- **Entries shown**
__________
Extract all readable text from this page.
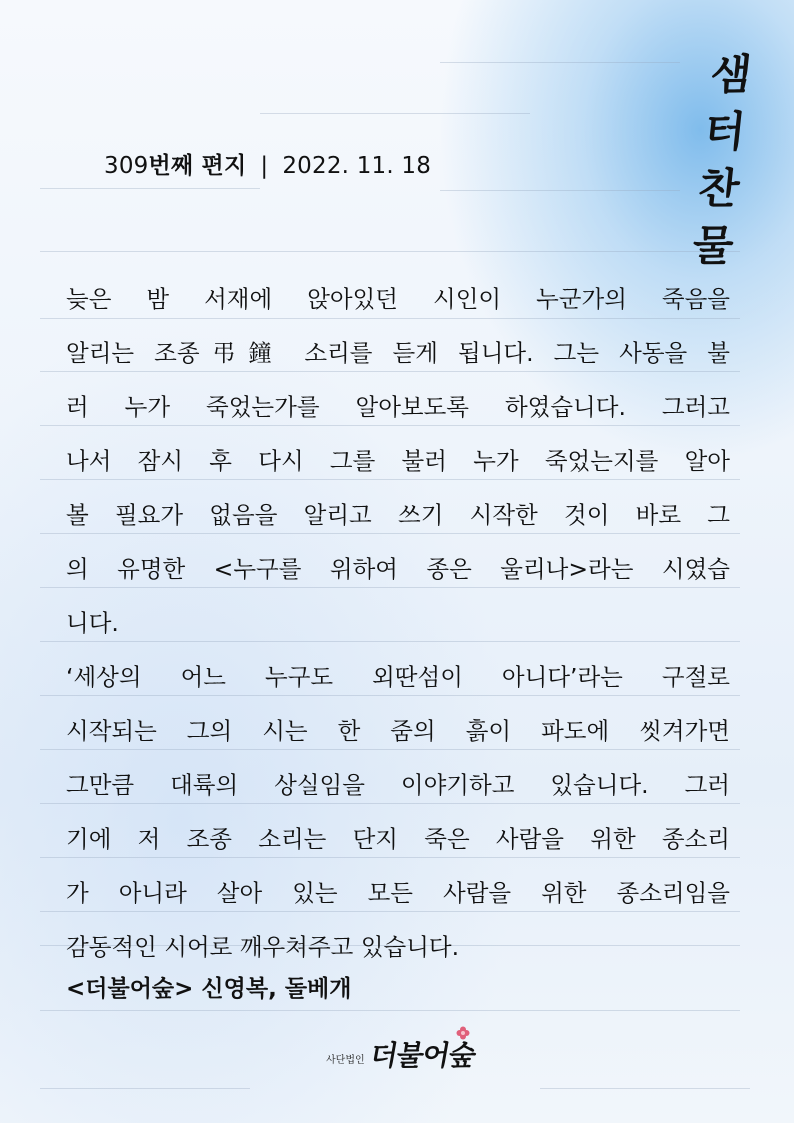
샘
터
찬
물
309번째 편지 | 2022. 11. 18
늦은 밤 서재에 앉아있던 시인이 누군가의 죽음을
알리는 조종弔鐘 소리를 듣게 됩니다. 그는 사동을 불
러 누가 죽었는가를 알아보도록 하였습니다. 그러고
나서 잠시 후 다시 그를 불러 누가 죽었는지를 알아
볼 필요가 없음을 알리고 쓰기 시작한 것이 바로 그
의 유명한 <누구를 위하여 종은 울리나>라는 시였습
니다.
‘세상의 어느 누구도 외딴섬이 아니다’라는 구절로
시작되는 그의 시는 한 줌의 흙이 파도에 씻겨가면
그만큼 대륙의 상실임을 이야기하고 있습니다. 그러
기에 저 조종 소리는 단지 죽은 사람을 위한 종소리
가 아니라 살아 있는 모든 사람을 위한 종소리임을
감동적인 시어로 깨우쳐주고 있습니다.
<더불어숲> 신영복, 돌베개
사단법인 더불어숲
__________
- **Brief**
Pictures excluded, quote all the data above exactly.

- **Answer to the task**
Extract all readable text from this page.
샘
터
찬
물
309번째 편지 | 2022. 11. 18
늦은 밤 서재에 앉아있던 시인이 누군가의 죽음을
알리는 조종弔鐘 소리를 듣게 됩니다. 그는 사동을 불
러 누가 죽었는가를 알아보도록 하였습니다. 그러고
나서 잠시 후 다시 그를 불러 누가 죽었는지를 알아
볼 필요가 없음을 알리고 쓰기 시작한 것이 바로 그
의 유명한 <누구를 위하여 종은 울리나>라는 시였습
니다.
‘세상의 어느 누구도 외딴섬이 아니다’라는 구절로
시작되는 그의 시는 한 줌의 흙이 파도에 씻겨가면
그만큼 대륙의 상실임을 이야기하고 있습니다. 그러
기에 저 조종 소리는 단지 죽은 사람을 위한 종소리
가 아니라 살아 있는 모든 사람을 위한 종소리임을
감동적인 시어로 깨우쳐주고 있습니다.
<더불어숲> 신영복, 돌베개
사단법인 더불어숲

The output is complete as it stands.